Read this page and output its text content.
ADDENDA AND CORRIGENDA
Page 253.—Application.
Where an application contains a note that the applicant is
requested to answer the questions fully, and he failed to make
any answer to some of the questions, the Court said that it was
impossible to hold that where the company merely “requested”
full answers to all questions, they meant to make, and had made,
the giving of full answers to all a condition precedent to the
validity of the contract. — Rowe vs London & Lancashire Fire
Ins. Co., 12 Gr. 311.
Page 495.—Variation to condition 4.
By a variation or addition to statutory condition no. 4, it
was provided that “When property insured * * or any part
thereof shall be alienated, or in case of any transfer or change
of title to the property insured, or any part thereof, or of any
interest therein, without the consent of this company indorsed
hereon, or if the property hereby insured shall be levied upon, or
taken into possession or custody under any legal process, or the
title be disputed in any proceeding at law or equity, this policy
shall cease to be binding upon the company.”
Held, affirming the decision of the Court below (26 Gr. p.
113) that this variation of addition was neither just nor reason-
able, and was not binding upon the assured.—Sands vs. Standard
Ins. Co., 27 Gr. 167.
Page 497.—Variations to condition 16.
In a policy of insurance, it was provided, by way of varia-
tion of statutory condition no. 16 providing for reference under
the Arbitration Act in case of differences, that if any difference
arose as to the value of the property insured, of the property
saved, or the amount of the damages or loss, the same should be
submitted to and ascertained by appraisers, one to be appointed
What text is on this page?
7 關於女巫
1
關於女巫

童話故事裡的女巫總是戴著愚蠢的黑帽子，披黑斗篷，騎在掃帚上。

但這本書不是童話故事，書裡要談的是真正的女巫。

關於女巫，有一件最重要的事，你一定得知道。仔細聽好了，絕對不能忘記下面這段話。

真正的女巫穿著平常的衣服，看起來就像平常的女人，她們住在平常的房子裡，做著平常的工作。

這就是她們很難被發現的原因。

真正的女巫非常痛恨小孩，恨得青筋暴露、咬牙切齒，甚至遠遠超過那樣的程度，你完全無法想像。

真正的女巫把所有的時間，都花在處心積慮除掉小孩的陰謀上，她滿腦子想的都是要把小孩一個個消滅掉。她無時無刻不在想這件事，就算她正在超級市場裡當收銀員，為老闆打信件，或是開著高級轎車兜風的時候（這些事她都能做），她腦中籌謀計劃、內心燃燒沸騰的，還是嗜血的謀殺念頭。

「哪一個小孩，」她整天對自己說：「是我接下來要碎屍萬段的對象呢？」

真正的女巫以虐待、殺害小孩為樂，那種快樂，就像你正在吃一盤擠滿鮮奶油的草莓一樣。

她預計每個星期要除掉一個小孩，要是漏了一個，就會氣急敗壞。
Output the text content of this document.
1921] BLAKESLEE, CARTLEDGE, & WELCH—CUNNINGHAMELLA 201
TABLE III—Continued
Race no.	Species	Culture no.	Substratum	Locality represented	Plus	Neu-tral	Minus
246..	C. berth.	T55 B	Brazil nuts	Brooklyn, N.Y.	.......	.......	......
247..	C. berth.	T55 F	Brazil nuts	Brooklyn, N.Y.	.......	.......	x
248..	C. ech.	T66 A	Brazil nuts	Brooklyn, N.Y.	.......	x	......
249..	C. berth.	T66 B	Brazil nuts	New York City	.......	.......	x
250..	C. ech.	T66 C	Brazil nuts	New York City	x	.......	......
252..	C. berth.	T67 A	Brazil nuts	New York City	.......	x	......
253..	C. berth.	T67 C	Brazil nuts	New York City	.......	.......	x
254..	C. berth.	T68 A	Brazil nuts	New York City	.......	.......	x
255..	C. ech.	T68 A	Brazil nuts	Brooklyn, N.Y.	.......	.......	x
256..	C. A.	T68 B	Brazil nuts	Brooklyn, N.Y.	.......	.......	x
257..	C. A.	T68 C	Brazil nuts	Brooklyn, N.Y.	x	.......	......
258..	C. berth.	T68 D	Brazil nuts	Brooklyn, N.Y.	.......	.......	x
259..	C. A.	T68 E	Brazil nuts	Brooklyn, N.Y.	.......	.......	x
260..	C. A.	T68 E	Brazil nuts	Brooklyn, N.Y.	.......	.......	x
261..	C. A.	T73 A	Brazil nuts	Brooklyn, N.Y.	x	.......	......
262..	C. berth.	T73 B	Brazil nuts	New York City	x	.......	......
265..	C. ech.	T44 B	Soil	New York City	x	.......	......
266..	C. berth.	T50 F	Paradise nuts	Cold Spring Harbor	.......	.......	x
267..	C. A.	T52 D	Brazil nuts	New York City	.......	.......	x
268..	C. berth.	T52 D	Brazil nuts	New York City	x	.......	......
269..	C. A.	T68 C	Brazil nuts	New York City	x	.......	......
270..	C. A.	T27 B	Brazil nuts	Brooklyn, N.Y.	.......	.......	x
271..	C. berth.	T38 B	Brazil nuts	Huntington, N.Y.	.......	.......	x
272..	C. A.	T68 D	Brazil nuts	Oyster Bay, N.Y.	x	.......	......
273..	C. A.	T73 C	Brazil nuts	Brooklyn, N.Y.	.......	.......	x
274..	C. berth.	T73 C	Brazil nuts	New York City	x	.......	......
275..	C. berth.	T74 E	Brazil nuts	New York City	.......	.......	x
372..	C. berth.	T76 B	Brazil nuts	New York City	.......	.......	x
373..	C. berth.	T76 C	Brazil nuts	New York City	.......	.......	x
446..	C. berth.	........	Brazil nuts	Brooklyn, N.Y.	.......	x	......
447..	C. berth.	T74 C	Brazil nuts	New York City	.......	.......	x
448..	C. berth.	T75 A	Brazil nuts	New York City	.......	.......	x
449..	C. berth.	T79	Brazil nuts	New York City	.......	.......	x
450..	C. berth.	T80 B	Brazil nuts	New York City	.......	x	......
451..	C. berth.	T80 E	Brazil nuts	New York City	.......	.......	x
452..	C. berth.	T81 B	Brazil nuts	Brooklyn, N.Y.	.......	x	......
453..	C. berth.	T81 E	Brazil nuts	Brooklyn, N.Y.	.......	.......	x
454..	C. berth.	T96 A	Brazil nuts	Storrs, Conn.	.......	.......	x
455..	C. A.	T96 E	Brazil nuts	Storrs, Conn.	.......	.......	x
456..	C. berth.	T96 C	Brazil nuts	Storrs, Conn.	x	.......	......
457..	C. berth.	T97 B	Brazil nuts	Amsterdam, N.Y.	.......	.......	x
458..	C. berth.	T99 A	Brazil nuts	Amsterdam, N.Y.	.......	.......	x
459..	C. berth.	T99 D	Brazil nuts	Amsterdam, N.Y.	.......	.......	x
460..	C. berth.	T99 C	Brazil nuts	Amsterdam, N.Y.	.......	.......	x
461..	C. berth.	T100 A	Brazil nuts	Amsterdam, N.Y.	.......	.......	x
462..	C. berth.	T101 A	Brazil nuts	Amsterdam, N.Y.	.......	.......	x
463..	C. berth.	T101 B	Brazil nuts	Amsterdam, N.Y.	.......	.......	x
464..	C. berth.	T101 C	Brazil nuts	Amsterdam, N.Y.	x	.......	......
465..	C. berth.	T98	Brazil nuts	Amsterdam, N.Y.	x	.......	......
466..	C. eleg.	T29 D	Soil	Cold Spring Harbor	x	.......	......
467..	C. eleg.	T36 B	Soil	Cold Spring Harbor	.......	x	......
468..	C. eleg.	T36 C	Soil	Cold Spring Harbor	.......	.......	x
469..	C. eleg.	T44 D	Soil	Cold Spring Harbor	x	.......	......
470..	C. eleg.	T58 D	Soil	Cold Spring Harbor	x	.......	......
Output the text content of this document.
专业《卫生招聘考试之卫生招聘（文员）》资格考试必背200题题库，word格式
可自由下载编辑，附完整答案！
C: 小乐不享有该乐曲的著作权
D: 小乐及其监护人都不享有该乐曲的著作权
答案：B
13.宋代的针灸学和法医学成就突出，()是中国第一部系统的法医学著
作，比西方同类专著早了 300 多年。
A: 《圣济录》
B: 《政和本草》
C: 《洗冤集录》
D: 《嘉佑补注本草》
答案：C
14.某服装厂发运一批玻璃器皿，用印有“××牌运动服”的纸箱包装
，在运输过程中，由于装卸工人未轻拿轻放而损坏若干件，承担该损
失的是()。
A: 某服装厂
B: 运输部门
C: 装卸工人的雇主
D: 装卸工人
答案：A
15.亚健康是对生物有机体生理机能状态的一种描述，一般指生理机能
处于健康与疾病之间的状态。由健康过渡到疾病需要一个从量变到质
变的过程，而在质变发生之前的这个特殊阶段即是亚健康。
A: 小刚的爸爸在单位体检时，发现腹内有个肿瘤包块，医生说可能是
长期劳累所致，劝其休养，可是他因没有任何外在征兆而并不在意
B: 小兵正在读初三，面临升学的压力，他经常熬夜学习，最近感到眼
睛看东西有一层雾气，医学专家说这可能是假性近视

################

> _TASK TO COMPLETE_: Copy down every line of the material above that includes the string "this".

> _EXERCISE SOLUTION_:
Read this page and output its text content.
interest therein, without the consent of this company indorsed
title be disputed in any proceeding at law or equity, this policy
113) that this variation of addition was neither just nor reason-
What text is on this page?
Output the text content of this document.
Output the text content of this document.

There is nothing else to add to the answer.